In the entries that follow, find the word "everything" and report each line it is on.
--
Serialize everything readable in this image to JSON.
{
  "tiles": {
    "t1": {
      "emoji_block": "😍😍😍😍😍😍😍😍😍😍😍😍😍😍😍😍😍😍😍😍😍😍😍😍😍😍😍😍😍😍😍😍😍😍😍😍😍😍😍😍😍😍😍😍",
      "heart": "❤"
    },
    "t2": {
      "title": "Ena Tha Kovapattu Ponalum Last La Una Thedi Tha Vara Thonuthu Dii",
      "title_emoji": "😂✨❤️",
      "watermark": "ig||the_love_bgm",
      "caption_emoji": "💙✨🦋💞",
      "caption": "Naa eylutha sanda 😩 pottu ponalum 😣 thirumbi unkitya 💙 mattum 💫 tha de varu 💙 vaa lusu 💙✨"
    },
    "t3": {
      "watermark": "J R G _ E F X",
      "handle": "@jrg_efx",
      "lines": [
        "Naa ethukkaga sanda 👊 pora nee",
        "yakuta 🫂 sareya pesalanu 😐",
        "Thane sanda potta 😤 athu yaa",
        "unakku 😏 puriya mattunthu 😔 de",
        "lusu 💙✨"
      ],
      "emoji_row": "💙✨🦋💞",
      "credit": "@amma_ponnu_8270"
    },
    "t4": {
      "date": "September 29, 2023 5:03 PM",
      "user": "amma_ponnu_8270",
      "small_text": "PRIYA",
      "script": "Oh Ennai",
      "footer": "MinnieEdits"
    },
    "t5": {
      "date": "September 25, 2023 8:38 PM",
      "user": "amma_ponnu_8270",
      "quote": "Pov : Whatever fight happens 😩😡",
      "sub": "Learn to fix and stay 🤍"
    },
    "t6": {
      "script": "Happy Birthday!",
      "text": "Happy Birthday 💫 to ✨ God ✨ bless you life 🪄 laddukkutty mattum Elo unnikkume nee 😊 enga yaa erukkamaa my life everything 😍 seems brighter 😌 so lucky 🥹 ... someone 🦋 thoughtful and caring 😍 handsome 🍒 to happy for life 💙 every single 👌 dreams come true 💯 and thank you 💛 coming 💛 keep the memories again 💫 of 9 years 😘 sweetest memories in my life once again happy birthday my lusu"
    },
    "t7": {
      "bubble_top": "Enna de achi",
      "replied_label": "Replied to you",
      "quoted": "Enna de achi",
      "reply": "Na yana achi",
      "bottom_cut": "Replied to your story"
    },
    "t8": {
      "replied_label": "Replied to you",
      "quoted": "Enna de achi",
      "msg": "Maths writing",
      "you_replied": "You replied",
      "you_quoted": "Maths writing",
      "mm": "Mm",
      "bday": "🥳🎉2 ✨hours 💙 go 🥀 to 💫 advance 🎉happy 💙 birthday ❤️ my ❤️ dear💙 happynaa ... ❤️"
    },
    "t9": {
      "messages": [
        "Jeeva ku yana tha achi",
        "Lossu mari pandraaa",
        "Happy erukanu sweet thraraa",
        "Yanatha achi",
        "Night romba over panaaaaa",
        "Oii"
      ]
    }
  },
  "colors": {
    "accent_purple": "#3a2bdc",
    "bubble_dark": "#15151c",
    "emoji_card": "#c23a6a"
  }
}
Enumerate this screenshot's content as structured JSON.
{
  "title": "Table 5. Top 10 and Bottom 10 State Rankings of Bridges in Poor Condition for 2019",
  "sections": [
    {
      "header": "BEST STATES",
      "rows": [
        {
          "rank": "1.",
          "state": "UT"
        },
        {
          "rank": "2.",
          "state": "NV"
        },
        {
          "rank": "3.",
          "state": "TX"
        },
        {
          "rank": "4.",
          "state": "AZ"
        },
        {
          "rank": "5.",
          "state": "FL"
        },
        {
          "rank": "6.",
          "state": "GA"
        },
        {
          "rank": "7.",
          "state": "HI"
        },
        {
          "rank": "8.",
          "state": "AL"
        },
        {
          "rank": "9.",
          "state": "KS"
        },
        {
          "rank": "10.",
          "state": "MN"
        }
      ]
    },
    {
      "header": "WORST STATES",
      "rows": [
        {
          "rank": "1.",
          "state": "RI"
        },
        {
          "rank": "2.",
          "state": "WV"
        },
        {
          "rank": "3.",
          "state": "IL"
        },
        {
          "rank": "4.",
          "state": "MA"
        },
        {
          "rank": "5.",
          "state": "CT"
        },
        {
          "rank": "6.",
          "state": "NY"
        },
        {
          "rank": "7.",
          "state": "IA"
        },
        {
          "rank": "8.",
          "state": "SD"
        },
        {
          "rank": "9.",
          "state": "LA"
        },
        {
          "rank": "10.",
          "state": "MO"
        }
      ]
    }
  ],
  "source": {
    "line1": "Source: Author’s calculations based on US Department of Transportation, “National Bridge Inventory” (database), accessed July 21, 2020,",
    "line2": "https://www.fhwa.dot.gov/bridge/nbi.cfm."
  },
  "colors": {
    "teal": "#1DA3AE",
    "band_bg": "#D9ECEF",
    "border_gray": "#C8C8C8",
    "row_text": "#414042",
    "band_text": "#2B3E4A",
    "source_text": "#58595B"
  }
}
--
## The completed task
Serialize everything readable in this image to JSON.
      "text": "Happy Birthday 💫 to ✨ God ✨ bless you life 🪄 laddukkutty mattum Elo unnikkume nee 😊 enga yaa erukkamaa my life everything 😍 seems brighter 😌 so lucky 🥹 ... someone 🦋 thoughtful and caring 😍 handsome 🍒 to happy for life 💙 every single 👌 dreams come true 💯 and thank you 💛 coming 💛 keep the memories again 💫 of 9 years 😘 sweetest memories in my life once again happy birthday my lusu"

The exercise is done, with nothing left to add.